*** SELECTED PASSAGE
PySpark is Python interface for Apache Spark. The primary use cases for PySpark are to work with huge amounts of data and for creating data pipelines.

You don't need to work with big data to benefit from PySpark. I find that the SparkSQL is a great tool for performing routine data anlysis. Pandas can get slow and you may find yourself writing a lot of code for data cleaning whereas the same actions take much less code in SQL. Let's get started!
******
## WRITTEN INSTRUCTION 1
Reproduce the part of the PySpark passage that opens with the words containing "You don't need" and closes with "Let's get started!".
## WRITTEN INSTRUCTION 2
In the PySpark passage, what are the primary use cases for PySpark?
The data after this point is separate material, unrelated to the PySpark passage.
*** INFORMATION GIVEN
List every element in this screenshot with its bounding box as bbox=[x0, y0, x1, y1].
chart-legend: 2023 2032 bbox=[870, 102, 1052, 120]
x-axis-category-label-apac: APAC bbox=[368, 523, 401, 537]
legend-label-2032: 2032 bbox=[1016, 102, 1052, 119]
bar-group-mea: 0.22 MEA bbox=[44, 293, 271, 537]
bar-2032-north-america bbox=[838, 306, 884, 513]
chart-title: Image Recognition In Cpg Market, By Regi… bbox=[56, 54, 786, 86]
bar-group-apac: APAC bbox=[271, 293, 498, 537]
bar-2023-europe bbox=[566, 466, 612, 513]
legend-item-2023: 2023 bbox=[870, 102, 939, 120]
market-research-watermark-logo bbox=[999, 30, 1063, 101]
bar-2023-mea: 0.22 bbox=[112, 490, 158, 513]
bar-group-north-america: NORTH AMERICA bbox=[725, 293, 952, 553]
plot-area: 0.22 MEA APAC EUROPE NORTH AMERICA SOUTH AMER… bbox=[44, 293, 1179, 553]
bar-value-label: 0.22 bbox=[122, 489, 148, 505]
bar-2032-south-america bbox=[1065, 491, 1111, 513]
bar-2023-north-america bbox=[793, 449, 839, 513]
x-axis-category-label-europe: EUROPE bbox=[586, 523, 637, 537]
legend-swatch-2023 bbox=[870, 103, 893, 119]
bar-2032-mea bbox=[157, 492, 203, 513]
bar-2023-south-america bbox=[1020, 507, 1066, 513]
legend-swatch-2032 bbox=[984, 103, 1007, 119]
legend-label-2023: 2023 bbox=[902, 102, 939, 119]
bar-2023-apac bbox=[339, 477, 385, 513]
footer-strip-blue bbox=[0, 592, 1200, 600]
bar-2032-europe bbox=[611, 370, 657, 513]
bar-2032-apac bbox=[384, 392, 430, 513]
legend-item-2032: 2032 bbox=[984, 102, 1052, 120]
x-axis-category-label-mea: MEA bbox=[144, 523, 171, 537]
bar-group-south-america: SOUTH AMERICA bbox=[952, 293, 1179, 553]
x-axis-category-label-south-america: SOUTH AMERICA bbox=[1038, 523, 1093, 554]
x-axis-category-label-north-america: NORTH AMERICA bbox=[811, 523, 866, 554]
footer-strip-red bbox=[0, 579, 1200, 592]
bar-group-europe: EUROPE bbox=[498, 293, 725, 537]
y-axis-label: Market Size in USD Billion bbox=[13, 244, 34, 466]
******
*** INFORMATION GIVEN
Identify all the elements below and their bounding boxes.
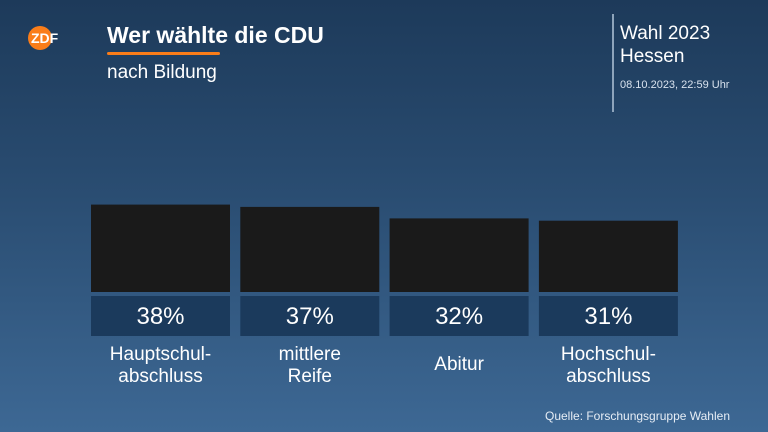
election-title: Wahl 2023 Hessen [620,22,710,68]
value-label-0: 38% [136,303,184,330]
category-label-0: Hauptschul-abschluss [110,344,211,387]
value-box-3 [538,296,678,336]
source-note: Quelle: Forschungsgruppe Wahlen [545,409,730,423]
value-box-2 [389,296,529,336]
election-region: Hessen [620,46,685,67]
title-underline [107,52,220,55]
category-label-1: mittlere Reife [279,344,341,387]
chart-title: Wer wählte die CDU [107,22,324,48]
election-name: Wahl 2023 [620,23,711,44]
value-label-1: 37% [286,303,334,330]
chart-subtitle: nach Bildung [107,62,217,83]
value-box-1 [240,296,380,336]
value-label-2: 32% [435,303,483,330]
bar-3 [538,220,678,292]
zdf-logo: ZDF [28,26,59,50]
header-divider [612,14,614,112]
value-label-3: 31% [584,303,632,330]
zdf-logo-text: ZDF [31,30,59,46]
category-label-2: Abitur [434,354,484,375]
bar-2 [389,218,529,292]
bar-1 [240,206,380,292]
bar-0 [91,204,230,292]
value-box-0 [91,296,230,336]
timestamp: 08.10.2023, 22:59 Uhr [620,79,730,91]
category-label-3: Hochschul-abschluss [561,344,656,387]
******
## FULL OUTPUT 1
You don't need to work with big data to benefit from PySpark. I find that the SparkSQL is a great tool for performing routine data anlysis. Pandas can get slow and you may find yourself writing a lot of code for data cleaning whereas the same actions take much less code in SQL. Let's get started!

## FULL OUTPUT 2
Working with huge amounts of data and creating data pipelines.